● RAW DATA:
"""
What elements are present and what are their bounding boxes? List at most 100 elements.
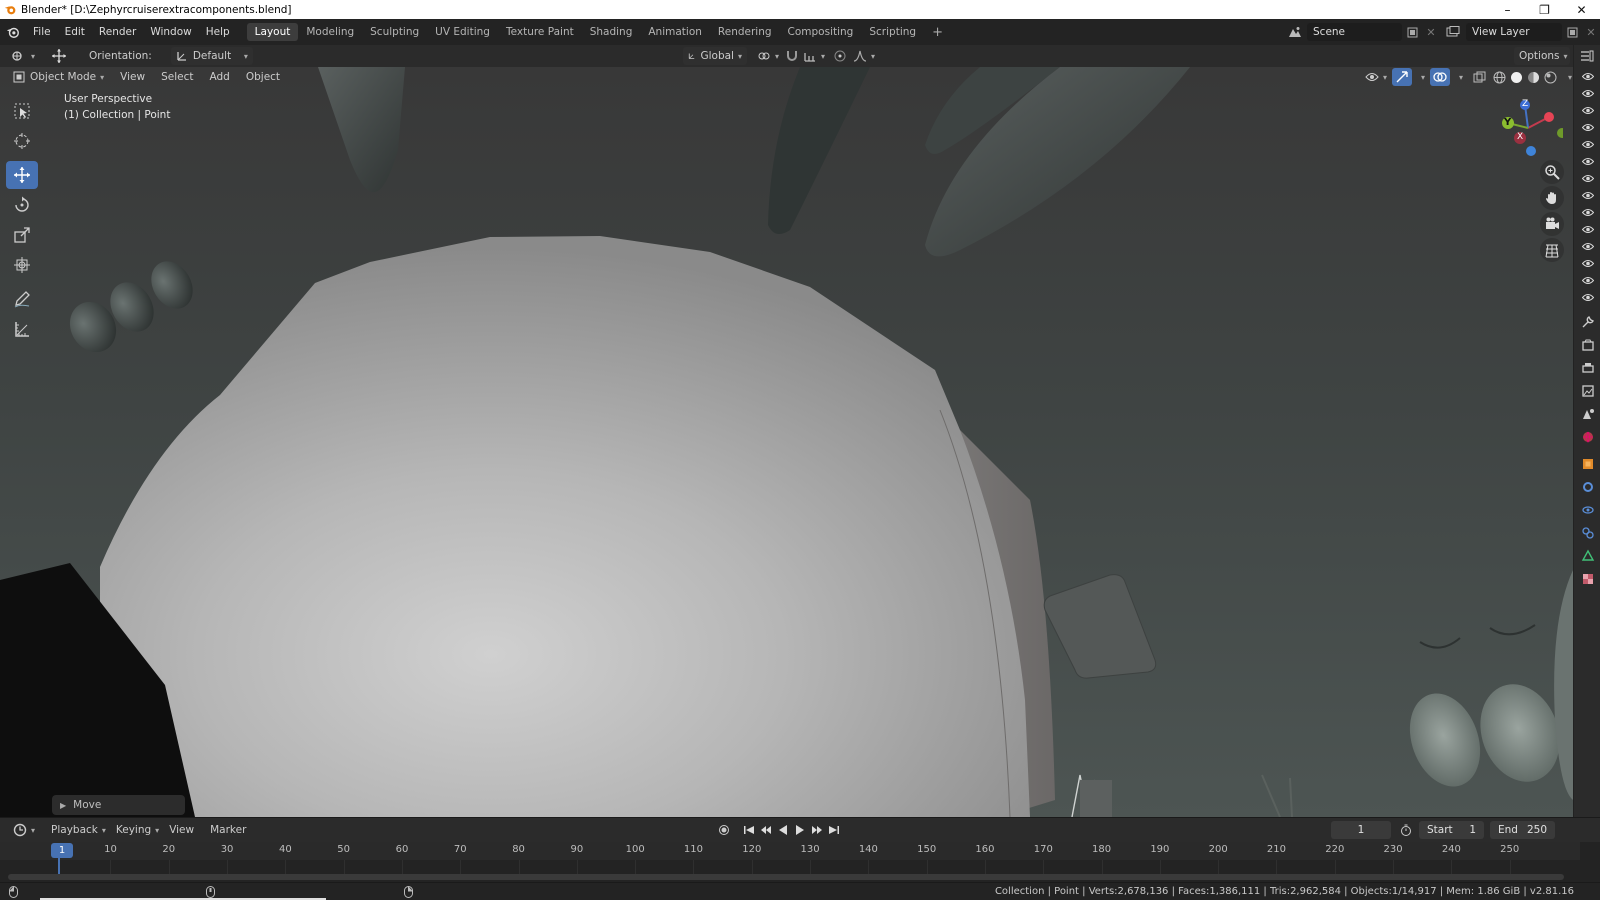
properties-tab-modifiers[interactable] <box>1574 475 1600 498</box>
view-menu[interactable]: View <box>115 68 150 86</box>
timeline-scrollbar[interactable] <box>8 874 1564 880</box>
delete-view-layer-icon[interactable]: ✕ <box>1582 26 1600 39</box>
tab-rendering[interactable]: Rendering <box>710 23 780 41</box>
last-operation-panel[interactable]: ▶ Move <box>52 795 185 815</box>
menu-file[interactable]: File <box>26 26 58 38</box>
visibility-eye-icon[interactable] <box>1574 136 1600 153</box>
object-mode-dropdown[interactable]: Object Mode ▾ <box>8 68 109 86</box>
pan-button[interactable] <box>1540 186 1564 210</box>
jump-end-button[interactable] <box>825 824 842 836</box>
tab-sculpting[interactable]: Sculpting <box>362 23 427 41</box>
rotate-tool[interactable] <box>6 191 38 219</box>
record-button[interactable] <box>715 824 732 836</box>
visibility-eye-icon[interactable] <box>1574 102 1600 119</box>
timeline-view-menu[interactable]: View <box>164 821 199 839</box>
tab-texture-paint[interactable]: Texture Paint <box>498 23 582 41</box>
visibility-eye-icon[interactable] <box>1574 289 1600 306</box>
falloff-dropdown[interactable]: ▾ <box>848 47 880 65</box>
properties-tab-physics[interactable] <box>1574 498 1600 521</box>
scene-icon[interactable] <box>1283 26 1307 38</box>
object-menu[interactable]: Object <box>241 68 285 86</box>
properties-tab-texture[interactable] <box>1574 567 1600 590</box>
minimize-button[interactable]: – <box>1489 0 1526 19</box>
shading-rendered-button[interactable] <box>1542 68 1559 86</box>
marker-menu[interactable]: Marker <box>205 821 251 839</box>
gizmo-toggle[interactable] <box>1392 68 1413 86</box>
timeline-area[interactable]: 10 20 30 40 50 60 70 80 90 100 110 120 130 140 150 160 1… <box>0 842 1600 882</box>
new-view-layer-icon[interactable] <box>1562 27 1582 38</box>
blender-menu-icon[interactable] <box>0 25 26 39</box>
visibility-eye-icon[interactable] <box>1574 170 1600 187</box>
view-layer-icon[interactable] <box>1440 26 1466 38</box>
tab-layout[interactable]: Layout <box>246 23 299 41</box>
cursor-tool[interactable] <box>6 127 38 155</box>
visibility-eye-icon[interactable] <box>1574 255 1600 272</box>
add-menu[interactable]: Add <box>205 68 235 86</box>
tab-modeling[interactable]: Modeling <box>298 23 362 41</box>
tab-uv-editing[interactable]: UV Editing <box>427 23 498 41</box>
next-keyframe-button[interactable] <box>808 824 825 836</box>
keying-menu[interactable]: Keying ▾ <box>111 821 164 839</box>
annotate-tool[interactable] <box>6 285 38 313</box>
restore-button[interactable]: ❐ <box>1526 0 1563 19</box>
menu-edit[interactable]: Edit <box>58 26 92 38</box>
editor-type-button[interactable]: ▾ <box>6 47 40 65</box>
measure-tool[interactable] <box>6 315 38 343</box>
visibility-eye-icon[interactable] <box>1574 238 1600 255</box>
outliner-filter-icon[interactable] <box>1574 45 1600 67</box>
delete-scene-icon[interactable]: ✕ <box>1422 26 1440 39</box>
move-tool-indicator[interactable] <box>46 47 72 65</box>
current-frame-field[interactable]: 1 <box>1331 821 1391 839</box>
overlays-dropdown[interactable]: ▾ <box>1450 68 1468 86</box>
visibility-eye-icon[interactable] <box>1574 187 1600 204</box>
visibility-eye-icon[interactable] <box>1574 68 1600 85</box>
navigation-gizmo[interactable]: Z Y X <box>1493 93 1567 163</box>
shading-dropdown[interactable]: ▾ <box>1559 68 1577 86</box>
properties-tab-view-layer[interactable] <box>1574 379 1600 402</box>
frame-ruler[interactable]: 10 20 30 40 50 60 70 80 90 100 110 120 130 140 150 160 1… <box>0 842 1580 860</box>
zoom-button[interactable] <box>1540 160 1564 184</box>
snap-target-dropdown[interactable]: ▾ <box>798 47 830 65</box>
shading-material-button[interactable] <box>1525 68 1542 86</box>
scale-tool[interactable] <box>6 221 38 249</box>
scene-name-field[interactable]: Scene <box>1307 23 1402 41</box>
end-frame-field[interactable]: End 250 <box>1490 821 1555 839</box>
visibility-eye-icon[interactable] <box>1574 119 1600 136</box>
properties-tab-object[interactable] <box>1574 452 1600 475</box>
playhead-frame-indicator[interactable]: 1 <box>51 843 73 858</box>
move-tool[interactable] <box>6 161 38 189</box>
options-dropdown[interactable]: Options ▾ <box>1514 47 1570 65</box>
visibility-eye-icon[interactable] <box>1574 85 1600 102</box>
transform-tool[interactable] <box>6 251 38 279</box>
close-button[interactable]: ✕ <box>1563 0 1600 19</box>
properties-tab-output[interactable] <box>1574 356 1600 379</box>
play-button[interactable] <box>791 824 808 836</box>
transform-orientation-dropdown[interactable]: Global ▾ <box>683 47 747 65</box>
play-reverse-button[interactable] <box>774 824 791 836</box>
menu-window[interactable]: Window <box>143 26 198 38</box>
playback-menu[interactable]: Playback ▾ <box>46 821 111 839</box>
gizmo-dropdown[interactable]: ▾ <box>1412 68 1430 86</box>
orientation-dropdown[interactable]: Default ▾ <box>170 47 253 65</box>
properties-tab-scene[interactable] <box>1574 402 1600 425</box>
visibility-dropdown[interactable]: ▾ <box>1360 68 1392 86</box>
add-workspace-button[interactable]: + <box>924 22 951 43</box>
menu-help[interactable]: Help <box>199 26 237 38</box>
shading-solid-button[interactable] <box>1508 68 1525 86</box>
xray-toggle[interactable] <box>1468 68 1491 86</box>
select-box-tool[interactable] <box>6 97 38 125</box>
properties-tab-tool[interactable] <box>1574 310 1600 333</box>
tab-compositing[interactable]: Compositing <box>780 23 862 41</box>
3d-viewport[interactable] <box>0 67 1573 817</box>
ortho-toggle-button[interactable] <box>1540 238 1564 262</box>
properties-tab-constraints[interactable] <box>1574 521 1600 544</box>
visibility-eye-icon[interactable] <box>1574 221 1600 238</box>
camera-view-button[interactable] <box>1540 212 1564 236</box>
visibility-eye-icon[interactable] <box>1574 153 1600 170</box>
select-menu[interactable]: Select <box>156 68 198 86</box>
tab-scripting[interactable]: Scripting <box>861 23 924 41</box>
properties-tab-render[interactable] <box>1574 333 1600 356</box>
overlays-toggle[interactable] <box>1430 68 1451 86</box>
new-scene-icon[interactable] <box>1402 27 1422 38</box>
prev-keyframe-button[interactable] <box>757 824 774 836</box>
"""
● EXERCISE PROMPT:
Retype all of the data above line for line without changing anything, but leave out the picture.

● REPLY:
What elements are present and what are their bounding boxes? List at most 100 elements.
properties-tab-modifiers[interactable] <box>1574 475 1600 498</box>
view-menu[interactable]: View <box>115 68 150 86</box>
timeline-scrollbar[interactable] <box>8 874 1564 880</box>
delete-view-layer-icon[interactable]: ✕ <box>1582 26 1600 39</box>
tab-rendering[interactable]: Rendering <box>710 23 780 41</box>
last-operation-panel[interactable]: ▶ Move <box>52 795 185 815</box>
menu-file[interactable]: File <box>26 26 58 38</box>
visibility-eye-icon[interactable] <box>1574 136 1600 153</box>
object-mode-dropdown[interactable]: Object Mode ▾ <box>8 68 109 86</box>
pan-button[interactable] <box>1540 186 1564 210</box>
jump-end-button[interactable] <box>825 824 842 836</box>
tab-sculpting[interactable]: Sculpting <box>362 23 427 41</box>
rotate-tool[interactable] <box>6 191 38 219</box>
record-button[interactable] <box>715 824 732 836</box>
visibility-eye-icon[interactable] <box>1574 102 1600 119</box>
timeline-view-menu[interactable]: View <box>164 821 199 839</box>
tab-texture-paint[interactable]: Texture Paint <box>498 23 582 41</box>
visibility-eye-icon[interactable] <box>1574 289 1600 306</box>
falloff-dropdown[interactable]: ▾ <box>848 47 880 65</box>
properties-tab-physics[interactable] <box>1574 498 1600 521</box>
scene-icon[interactable] <box>1283 26 1307 38</box>
object-menu[interactable]: Object <box>241 68 285 86</box>
properties-tab-texture[interactable] <box>1574 567 1600 590</box>
minimize-button[interactable]: – <box>1489 0 1526 19</box>
shading-rendered-button[interactable] <box>1542 68 1559 86</box>
marker-menu[interactable]: Marker <box>205 821 251 839</box>
gizmo-toggle[interactable] <box>1392 68 1413 86</box>
timeline-area[interactable]: 10 20 30 40 50 60 70 80 90 100 110 120 130 140 150 160 1… <box>0 842 1600 882</box>
new-view-layer-icon[interactable] <box>1562 27 1582 38</box>
blender-menu-icon[interactable] <box>0 25 26 39</box>
visibility-eye-icon[interactable] <box>1574 170 1600 187</box>
view-layer-icon[interactable] <box>1440 26 1466 38</box>
tab-layout[interactable]: Layout <box>246 23 299 41</box>
cursor-tool[interactable] <box>6 127 38 155</box>
visibility-eye-icon[interactable] <box>1574 255 1600 272</box>
add-menu[interactable]: Add <box>205 68 235 86</box>
tab-modeling[interactable]: Modeling <box>298 23 362 41</box>
tab-uv-editing[interactable]: UV Editing <box>427 23 498 41</box>
next-keyframe-button[interactable] <box>808 824 825 836</box>
keying-menu[interactable]: Keying ▾ <box>111 821 164 839</box>
annotate-tool[interactable] <box>6 285 38 313</box>
restore-button[interactable]: ❐ <box>1526 0 1563 19</box>
menu-edit[interactable]: Edit <box>58 26 92 38</box>
editor-type-button[interactable]: ▾ <box>6 47 40 65</box>
measure-tool[interactable] <box>6 315 38 343</box>
visibility-eye-icon[interactable] <box>1574 238 1600 255</box>
outliner-filter-icon[interactable] <box>1574 45 1600 67</box>
delete-scene-icon[interactable]: ✕ <box>1422 26 1440 39</box>
move-tool-indicator[interactable] <box>46 47 72 65</box>
current-frame-field[interactable]: 1 <box>1331 821 1391 839</box>
overlays-dropdown[interactable]: ▾ <box>1450 68 1468 86</box>
visibility-eye-icon[interactable] <box>1574 187 1600 204</box>
visibility-eye-icon[interactable] <box>1574 68 1600 85</box>
navigation-gizmo[interactable]: Z Y X <box>1493 93 1567 163</box>
shading-dropdown[interactable]: ▾ <box>1559 68 1577 86</box>
properties-tab-view-layer[interactable] <box>1574 379 1600 402</box>
frame-ruler[interactable]: 10 20 30 40 50 60 70 80 90 100 110 120 130 140 150 160 1… <box>0 842 1580 860</box>
zoom-button[interactable] <box>1540 160 1564 184</box>
snap-target-dropdown[interactable]: ▾ <box>798 47 830 65</box>
shading-material-button[interactable] <box>1525 68 1542 86</box>
scale-tool[interactable] <box>6 221 38 249</box>
scene-name-field[interactable]: Scene <box>1307 23 1402 41</box>
end-frame-field[interactable]: End 250 <box>1490 821 1555 839</box>
visibility-eye-icon[interactable] <box>1574 119 1600 136</box>
properties-tab-object[interactable] <box>1574 452 1600 475</box>
playhead-frame-indicator[interactable]: 1 <box>51 843 73 858</box>
move-tool[interactable] <box>6 161 38 189</box>
options-dropdown[interactable]: Options ▾ <box>1514 47 1570 65</box>
visibility-eye-icon[interactable] <box>1574 85 1600 102</box>
transform-tool[interactable] <box>6 251 38 279</box>
close-button[interactable]: ✕ <box>1563 0 1600 19</box>
properties-tab-output[interactable] <box>1574 356 1600 379</box>
play-button[interactable] <box>791 824 808 836</box>
transform-orientation-dropdown[interactable]: Global ▾ <box>683 47 747 65</box>
play-reverse-button[interactable] <box>774 824 791 836</box>
menu-window[interactable]: Window <box>143 26 198 38</box>
playback-menu[interactable]: Playback ▾ <box>46 821 111 839</box>
gizmo-dropdown[interactable]: ▾ <box>1412 68 1430 86</box>
orientation-dropdown[interactable]: Default ▾ <box>170 47 253 65</box>
properties-tab-scene[interactable] <box>1574 402 1600 425</box>
visibility-dropdown[interactable]: ▾ <box>1360 68 1392 86</box>
add-workspace-button[interactable]: + <box>924 22 951 43</box>
menu-help[interactable]: Help <box>199 26 237 38</box>
shading-solid-button[interactable] <box>1508 68 1525 86</box>
xray-toggle[interactable] <box>1468 68 1491 86</box>
select-box-tool[interactable] <box>6 97 38 125</box>
properties-tab-tool[interactable] <box>1574 310 1600 333</box>
tab-compositing[interactable]: Compositing <box>780 23 862 41</box>
3d-viewport[interactable] <box>0 67 1573 817</box>
ortho-toggle-button[interactable] <box>1540 238 1564 262</box>
properties-tab-constraints[interactable] <box>1574 521 1600 544</box>
visibility-eye-icon[interactable] <box>1574 221 1600 238</box>
camera-view-button[interactable] <box>1540 212 1564 236</box>
visibility-eye-icon[interactable] <box>1574 153 1600 170</box>
select-menu[interactable]: Select <box>156 68 198 86</box>
tab-scripting[interactable]: Scripting <box>861 23 924 41</box>
properties-tab-render[interactable] <box>1574 333 1600 356</box>
overlays-toggle[interactable] <box>1430 68 1451 86</box>
new-scene-icon[interactable] <box>1402 27 1422 38</box>
prev-keyframe-button[interactable] <box>757 824 774 836</box>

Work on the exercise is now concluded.